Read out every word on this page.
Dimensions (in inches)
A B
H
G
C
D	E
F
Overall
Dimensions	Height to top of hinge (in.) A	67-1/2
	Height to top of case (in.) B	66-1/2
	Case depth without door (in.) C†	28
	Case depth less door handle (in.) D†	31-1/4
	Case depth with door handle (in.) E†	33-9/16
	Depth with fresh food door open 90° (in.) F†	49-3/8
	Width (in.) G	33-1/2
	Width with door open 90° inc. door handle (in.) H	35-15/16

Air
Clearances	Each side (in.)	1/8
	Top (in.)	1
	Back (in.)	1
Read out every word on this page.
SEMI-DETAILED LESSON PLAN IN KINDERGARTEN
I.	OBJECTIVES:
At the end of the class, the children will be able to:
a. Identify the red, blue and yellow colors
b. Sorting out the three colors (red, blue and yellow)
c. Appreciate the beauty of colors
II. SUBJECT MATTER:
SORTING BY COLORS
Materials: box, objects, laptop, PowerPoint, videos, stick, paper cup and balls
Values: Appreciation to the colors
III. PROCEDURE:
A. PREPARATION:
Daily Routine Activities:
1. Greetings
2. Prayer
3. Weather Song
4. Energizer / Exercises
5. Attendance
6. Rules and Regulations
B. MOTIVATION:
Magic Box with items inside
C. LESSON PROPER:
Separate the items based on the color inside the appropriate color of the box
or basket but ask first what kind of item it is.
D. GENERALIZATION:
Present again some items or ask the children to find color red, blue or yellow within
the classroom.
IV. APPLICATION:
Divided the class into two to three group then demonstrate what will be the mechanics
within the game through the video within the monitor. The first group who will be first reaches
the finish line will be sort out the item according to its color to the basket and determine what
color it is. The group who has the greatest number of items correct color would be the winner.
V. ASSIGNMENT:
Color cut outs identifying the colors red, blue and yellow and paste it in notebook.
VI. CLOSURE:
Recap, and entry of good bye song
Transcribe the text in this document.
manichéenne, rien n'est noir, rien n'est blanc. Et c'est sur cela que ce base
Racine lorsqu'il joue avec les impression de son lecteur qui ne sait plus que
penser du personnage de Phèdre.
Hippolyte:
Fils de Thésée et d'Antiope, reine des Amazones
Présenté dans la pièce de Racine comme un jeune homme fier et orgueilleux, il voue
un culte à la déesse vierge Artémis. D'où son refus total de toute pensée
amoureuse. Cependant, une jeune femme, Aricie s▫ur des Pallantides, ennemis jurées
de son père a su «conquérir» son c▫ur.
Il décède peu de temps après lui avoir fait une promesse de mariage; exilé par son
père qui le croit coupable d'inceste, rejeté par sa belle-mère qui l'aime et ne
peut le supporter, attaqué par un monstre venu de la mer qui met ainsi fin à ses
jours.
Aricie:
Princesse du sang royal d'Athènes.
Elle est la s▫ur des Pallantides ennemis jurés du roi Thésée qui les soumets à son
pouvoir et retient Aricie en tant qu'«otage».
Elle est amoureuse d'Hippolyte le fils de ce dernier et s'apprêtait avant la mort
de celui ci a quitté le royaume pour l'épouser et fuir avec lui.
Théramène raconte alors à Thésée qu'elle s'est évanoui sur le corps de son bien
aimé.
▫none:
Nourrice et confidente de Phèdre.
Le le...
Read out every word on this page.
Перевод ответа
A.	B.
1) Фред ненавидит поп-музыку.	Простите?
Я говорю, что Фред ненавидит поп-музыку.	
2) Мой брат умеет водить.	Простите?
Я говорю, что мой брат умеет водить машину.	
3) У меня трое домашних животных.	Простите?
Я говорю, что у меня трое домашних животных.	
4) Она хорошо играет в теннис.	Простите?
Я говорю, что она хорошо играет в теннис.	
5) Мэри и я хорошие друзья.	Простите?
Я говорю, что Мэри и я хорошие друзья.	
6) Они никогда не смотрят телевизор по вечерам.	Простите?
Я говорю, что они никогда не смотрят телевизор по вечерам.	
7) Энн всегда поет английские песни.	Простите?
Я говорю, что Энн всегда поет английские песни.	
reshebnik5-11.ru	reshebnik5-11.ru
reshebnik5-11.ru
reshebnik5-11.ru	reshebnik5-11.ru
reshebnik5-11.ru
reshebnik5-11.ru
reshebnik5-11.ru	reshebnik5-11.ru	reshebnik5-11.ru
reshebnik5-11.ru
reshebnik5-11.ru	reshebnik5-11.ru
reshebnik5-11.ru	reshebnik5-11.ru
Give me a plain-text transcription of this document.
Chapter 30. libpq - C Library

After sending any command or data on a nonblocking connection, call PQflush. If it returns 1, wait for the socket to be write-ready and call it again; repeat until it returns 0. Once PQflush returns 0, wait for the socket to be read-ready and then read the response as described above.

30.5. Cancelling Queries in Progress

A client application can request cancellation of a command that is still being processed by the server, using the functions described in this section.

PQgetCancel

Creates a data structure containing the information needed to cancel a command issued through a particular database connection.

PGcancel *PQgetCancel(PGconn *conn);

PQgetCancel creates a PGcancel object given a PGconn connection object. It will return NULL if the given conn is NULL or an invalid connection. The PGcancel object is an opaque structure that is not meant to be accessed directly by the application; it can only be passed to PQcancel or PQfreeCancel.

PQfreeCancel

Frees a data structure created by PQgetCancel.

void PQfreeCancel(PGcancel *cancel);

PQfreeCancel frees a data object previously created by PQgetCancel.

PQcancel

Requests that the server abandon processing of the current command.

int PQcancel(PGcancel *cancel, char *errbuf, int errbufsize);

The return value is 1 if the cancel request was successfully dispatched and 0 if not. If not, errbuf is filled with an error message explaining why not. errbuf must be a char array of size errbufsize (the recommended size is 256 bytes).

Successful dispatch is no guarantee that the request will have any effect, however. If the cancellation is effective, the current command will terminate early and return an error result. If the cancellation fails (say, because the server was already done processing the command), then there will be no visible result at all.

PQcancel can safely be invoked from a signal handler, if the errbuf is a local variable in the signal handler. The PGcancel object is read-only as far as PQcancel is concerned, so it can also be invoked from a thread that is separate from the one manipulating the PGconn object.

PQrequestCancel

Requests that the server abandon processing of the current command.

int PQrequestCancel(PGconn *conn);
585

Aim of the exercise:
From the entries above, collect every line with the string "errbuf" in it.

Correct output:
int PQcancel(PGcancel *cancel, char *errbuf, int errbufsize);
The return value is 1 if the cancel request was successfully dispatched and 0 if not. If not, errbuf is filled with an error message explaining why not. errbuf must be a char array of size errbufsize (the recommended size is 256 bytes).
PQcancel can safely be invoked from a signal handler, if the errbuf is a local variable in the signal handler. The PGcancel object is read-only as far as PQcancel is concerned, so it can also be invoked from a thread that is separate from the one manipulating the PGconn object.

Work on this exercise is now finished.